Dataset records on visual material
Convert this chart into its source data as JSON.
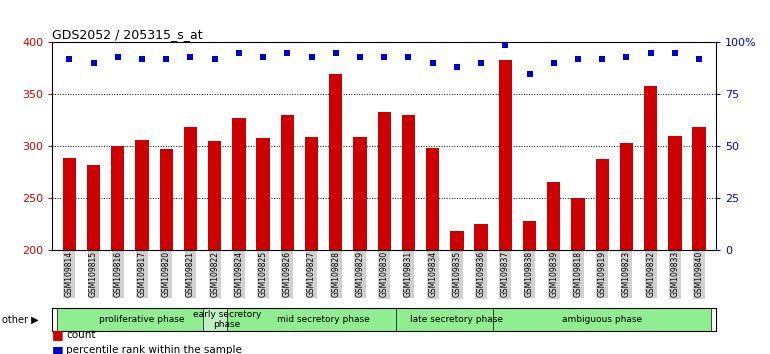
{
  "title": "GDS2052 / 205315_s_at",
  "samples": [
    "GSM109814",
    "GSM109815",
    "GSM109816",
    "GSM109817",
    "GSM109820",
    "GSM109821",
    "GSM109822",
    "GSM109824",
    "GSM109825",
    "GSM109826",
    "GSM109827",
    "GSM109828",
    "GSM109829",
    "GSM109830",
    "GSM109831",
    "GSM109834",
    "GSM109835",
    "GSM109836",
    "GSM109837",
    "GSM109838",
    "GSM109839",
    "GSM109818",
    "GSM109819",
    "GSM109823",
    "GSM109832",
    "GSM109833",
    "GSM109840"
  ],
  "counts": [
    288,
    282,
    300,
    306,
    297,
    318,
    305,
    327,
    308,
    330,
    309,
    370,
    309,
    333,
    330,
    298,
    218,
    225,
    383,
    228,
    265,
    250,
    287,
    303,
    358,
    310,
    318
  ],
  "percentile": [
    92,
    90,
    93,
    92,
    92,
    93,
    92,
    95,
    93,
    95,
    93,
    95,
    93,
    93,
    93,
    90,
    88,
    90,
    99,
    85,
    90,
    92,
    92,
    93,
    95,
    95,
    92
  ],
  "phases": [
    {
      "label": "proliferative phase",
      "start": 0,
      "end": 6,
      "color": "#90EE90"
    },
    {
      "label": "early secretory\nphase",
      "start": 6,
      "end": 7,
      "color": "#c0f0c0"
    },
    {
      "label": "mid secretory phase",
      "start": 7,
      "end": 14,
      "color": "#90EE90"
    },
    {
      "label": "late secretory phase",
      "start": 14,
      "end": 18,
      "color": "#90EE90"
    },
    {
      "label": "ambiguous phase",
      "start": 18,
      "end": 26,
      "color": "#90EE90"
    }
  ],
  "bar_color": "#CC0000",
  "dot_color": "#0000CC",
  "ymin": 200,
  "ymax": 400,
  "yticks_left": [
    200,
    250,
    300,
    350,
    400
  ],
  "yticks_right": [
    0,
    25,
    50,
    75,
    100
  ],
  "tick_bg": "#d0d0d0",
  "bg_color": "#ffffff"
}
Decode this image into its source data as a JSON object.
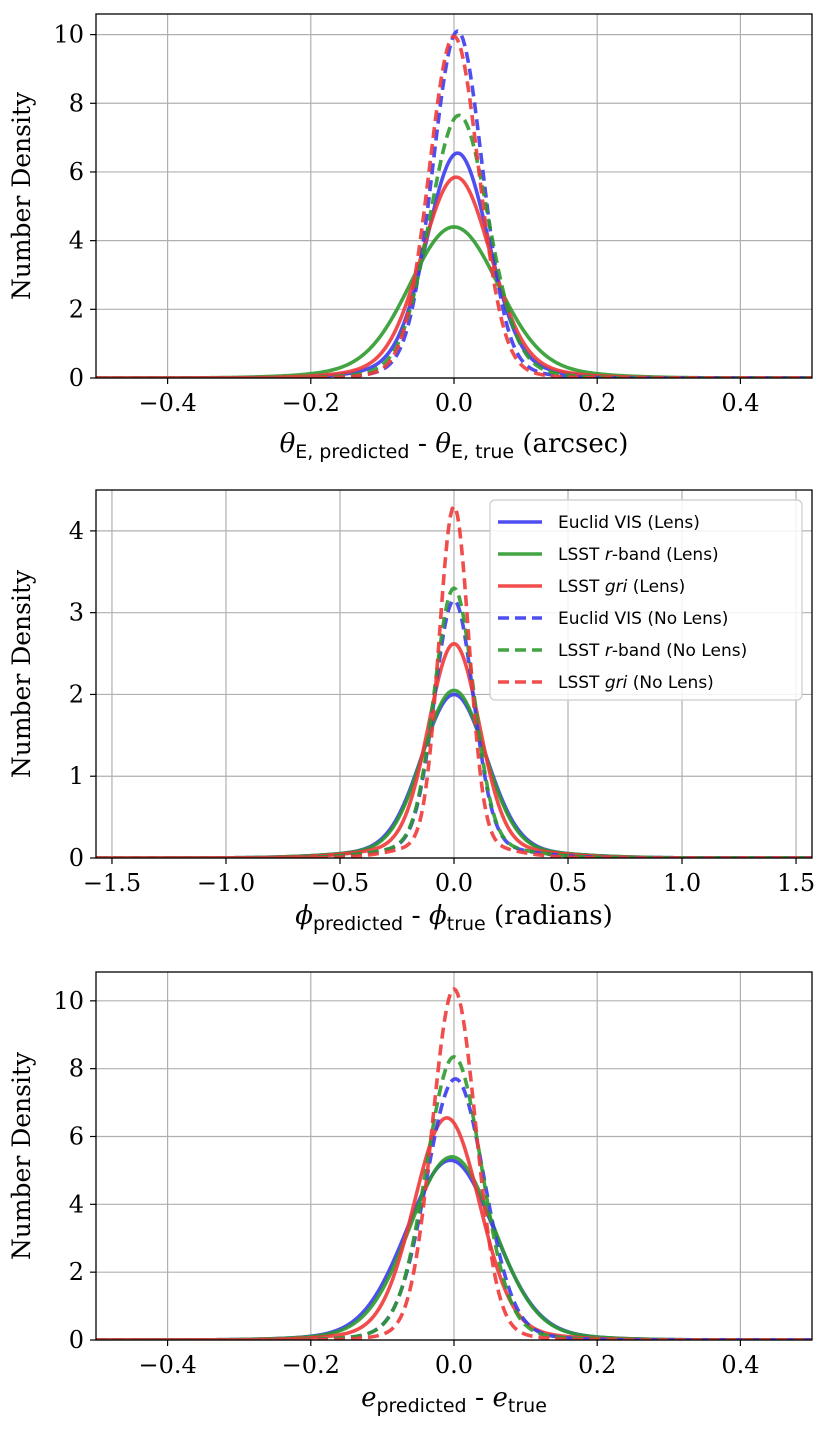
{
  "chart_data": [
    {
      "type": "line",
      "id": "theta",
      "xlim": [
        -0.5,
        0.5
      ],
      "ylim": [
        0,
        10.6
      ],
      "xticks": [
        -0.4,
        -0.2,
        0.0,
        0.2,
        0.4
      ],
      "xtick_labels": [
        "−0.4",
        "−0.2",
        "0.0",
        "0.2",
        "0.4"
      ],
      "yticks": [
        0,
        2,
        4,
        6,
        8,
        10
      ],
      "ytick_labels": [
        "0",
        "2",
        "4",
        "6",
        "8",
        "10"
      ],
      "ylabel": "Number Density",
      "xlabel": {
        "sym": "θ",
        "sub1": "E, predicted",
        "sep": " - ",
        "sub2": "E, true",
        "units": " (arcsec)"
      },
      "grid": true,
      "legend": null,
      "series": [
        {
          "name": "Euclid VIS (Lens)",
          "color": "#3b3bf0",
          "dashed": false,
          "peak": 6.55,
          "center": 0.005,
          "sigma": 0.042,
          "sigma_tail": 0.09,
          "tail_weight": 0.08
        },
        {
          "name": "LSST r-band (Lens)",
          "color": "#2e9a2e",
          "dashed": false,
          "peak": 4.4,
          "center": 0.0,
          "sigma": 0.06,
          "sigma_tail": 0.12,
          "tail_weight": 0.1
        },
        {
          "name": "LSST gri (Lens)",
          "color": "#f03a3a",
          "dashed": false,
          "peak": 5.85,
          "center": 0.003,
          "sigma": 0.047,
          "sigma_tail": 0.1,
          "tail_weight": 0.08
        },
        {
          "name": "Euclid VIS (No Lens)",
          "color": "#3b3bf0",
          "dashed": true,
          "peak": 10.1,
          "center": 0.005,
          "sigma": 0.034,
          "sigma_tail": 0.07,
          "tail_weight": 0.05
        },
        {
          "name": "LSST r-band (No Lens)",
          "color": "#2e9a2e",
          "dashed": true,
          "peak": 7.65,
          "center": 0.007,
          "sigma": 0.04,
          "sigma_tail": 0.08,
          "tail_weight": 0.06
        },
        {
          "name": "LSST gri (No Lens)",
          "color": "#f03a3a",
          "dashed": true,
          "peak": 9.95,
          "center": 0.0,
          "sigma": 0.034,
          "sigma_tail": 0.065,
          "tail_weight": 0.05
        }
      ]
    },
    {
      "type": "line",
      "id": "phi",
      "xlim": [
        -1.57,
        1.57
      ],
      "ylim": [
        0,
        4.5
      ],
      "xticks": [
        -1.5,
        -1.0,
        -0.5,
        0.0,
        0.5,
        1.0,
        1.5
      ],
      "xtick_labels": [
        "−1.5",
        "−1.0",
        "−0.5",
        "0.0",
        "0.5",
        "1.0",
        "1.5"
      ],
      "yticks": [
        0,
        1,
        2,
        3,
        4
      ],
      "ytick_labels": [
        "0",
        "1",
        "2",
        "3",
        "4"
      ],
      "ylabel": "Number Density",
      "xlabel": {
        "sym": "ϕ",
        "sub1": "predicted",
        "sep": " - ",
        "sub2": "true",
        "units": " (radians)"
      },
      "grid": true,
      "legend": {
        "position": "top-right",
        "entries": [
          {
            "pre": "Euclid VIS (Lens)",
            "it": "",
            "post": "",
            "color": "#3b3bf0",
            "dashed": false
          },
          {
            "pre": "LSST ",
            "it": "r",
            "post": "-band (Lens)",
            "color": "#2e9a2e",
            "dashed": false
          },
          {
            "pre": "LSST ",
            "it": "gri",
            "post": " (Lens)",
            "color": "#f03a3a",
            "dashed": false
          },
          {
            "pre": "Euclid VIS (No Lens)",
            "it": "",
            "post": "",
            "color": "#3b3bf0",
            "dashed": true
          },
          {
            "pre": "LSST ",
            "it": "r",
            "post": "-band (No Lens)",
            "color": "#2e9a2e",
            "dashed": true
          },
          {
            "pre": "LSST ",
            "it": "gri",
            "post": " (No Lens)",
            "color": "#f03a3a",
            "dashed": true
          }
        ]
      },
      "series": [
        {
          "name": "Euclid VIS (Lens)",
          "color": "#3b3bf0",
          "dashed": false,
          "peak": 2.0,
          "center": 0.0,
          "sigma": 0.14,
          "sigma_tail": 0.35,
          "tail_weight": 0.07
        },
        {
          "name": "LSST r-band (Lens)",
          "color": "#2e9a2e",
          "dashed": false,
          "peak": 2.05,
          "center": 0.0,
          "sigma": 0.135,
          "sigma_tail": 0.35,
          "tail_weight": 0.07
        },
        {
          "name": "LSST gri (Lens)",
          "color": "#f03a3a",
          "dashed": false,
          "peak": 2.62,
          "center": 0.0,
          "sigma": 0.11,
          "sigma_tail": 0.3,
          "tail_weight": 0.07
        },
        {
          "name": "Euclid VIS (No Lens)",
          "color": "#3b3bf0",
          "dashed": true,
          "peak": 3.15,
          "center": 0.0,
          "sigma": 0.085,
          "sigma_tail": 0.25,
          "tail_weight": 0.06
        },
        {
          "name": "LSST r-band (No Lens)",
          "color": "#2e9a2e",
          "dashed": true,
          "peak": 3.3,
          "center": 0.0,
          "sigma": 0.085,
          "sigma_tail": 0.25,
          "tail_weight": 0.06
        },
        {
          "name": "LSST gri (No Lens)",
          "color": "#f03a3a",
          "dashed": true,
          "peak": 4.3,
          "center": 0.0,
          "sigma": 0.065,
          "sigma_tail": 0.2,
          "tail_weight": 0.05
        }
      ]
    },
    {
      "type": "line",
      "id": "ellipticity",
      "xlim": [
        -0.5,
        0.5
      ],
      "ylim": [
        0,
        10.85
      ],
      "xticks": [
        -0.4,
        -0.2,
        0.0,
        0.2,
        0.4
      ],
      "xtick_labels": [
        "−0.4",
        "−0.2",
        "0.0",
        "0.2",
        "0.4"
      ],
      "yticks": [
        0,
        2,
        4,
        6,
        8,
        10
      ],
      "ytick_labels": [
        "0",
        "2",
        "4",
        "6",
        "8",
        "10"
      ],
      "ylabel": "Number Density",
      "xlabel": {
        "sym": "e",
        "sub1": "predicted",
        "sep": " - ",
        "sub2": "true",
        "units": ""
      },
      "grid": true,
      "legend": null,
      "series": [
        {
          "name": "Euclid VIS (Lens)",
          "color": "#3b3bf0",
          "dashed": false,
          "peak": 5.3,
          "center": -0.005,
          "sigma": 0.06,
          "sigma_tail": 0.12,
          "tail_weight": 0.06
        },
        {
          "name": "LSST r-band (Lens)",
          "color": "#2e9a2e",
          "dashed": false,
          "peak": 5.4,
          "center": -0.003,
          "sigma": 0.058,
          "sigma_tail": 0.12,
          "tail_weight": 0.06
        },
        {
          "name": "LSST gri (Lens)",
          "color": "#f03a3a",
          "dashed": false,
          "peak": 6.55,
          "center": -0.01,
          "sigma": 0.045,
          "sigma_tail": 0.1,
          "tail_weight": 0.06
        },
        {
          "name": "Euclid VIS (No Lens)",
          "color": "#3b3bf0",
          "dashed": true,
          "peak": 7.7,
          "center": 0.002,
          "sigma": 0.04,
          "sigma_tail": 0.08,
          "tail_weight": 0.05
        },
        {
          "name": "LSST r-band (No Lens)",
          "color": "#2e9a2e",
          "dashed": true,
          "peak": 8.35,
          "center": 0.0,
          "sigma": 0.038,
          "sigma_tail": 0.08,
          "tail_weight": 0.05
        },
        {
          "name": "LSST gri (No Lens)",
          "color": "#f03a3a",
          "dashed": true,
          "peak": 10.35,
          "center": 0.0,
          "sigma": 0.03,
          "sigma_tail": 0.065,
          "tail_weight": 0.04
        }
      ]
    }
  ]
}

(Aim of the task):
Identify and copy the lines holding the word "into".

(Expected answer):
Convert this chart into its source data as JSON.
Decode this image into its source data as a JSON object.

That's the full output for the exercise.